SHORT EXERCISE: Count how many lines in the material below hold the word "icon"; the reply is that number alone.

EXTRACTED INFORMATION:
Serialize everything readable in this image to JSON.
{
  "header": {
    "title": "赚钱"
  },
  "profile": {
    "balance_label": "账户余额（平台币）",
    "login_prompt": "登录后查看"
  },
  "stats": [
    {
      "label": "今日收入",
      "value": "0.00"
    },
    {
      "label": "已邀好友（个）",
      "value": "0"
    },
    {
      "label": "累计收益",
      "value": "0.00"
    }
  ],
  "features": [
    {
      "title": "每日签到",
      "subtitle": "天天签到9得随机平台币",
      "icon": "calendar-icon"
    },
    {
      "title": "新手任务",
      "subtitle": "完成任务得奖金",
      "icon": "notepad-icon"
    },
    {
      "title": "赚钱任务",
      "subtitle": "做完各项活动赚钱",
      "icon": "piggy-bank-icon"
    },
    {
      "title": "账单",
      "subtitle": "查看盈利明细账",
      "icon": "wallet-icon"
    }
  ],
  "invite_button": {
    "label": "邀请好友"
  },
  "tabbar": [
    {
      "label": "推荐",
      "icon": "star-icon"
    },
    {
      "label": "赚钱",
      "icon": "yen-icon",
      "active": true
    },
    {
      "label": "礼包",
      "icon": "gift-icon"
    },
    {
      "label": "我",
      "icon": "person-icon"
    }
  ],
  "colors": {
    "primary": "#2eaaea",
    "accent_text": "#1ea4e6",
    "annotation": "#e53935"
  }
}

ANSWER TO THIS EXERCISE: 8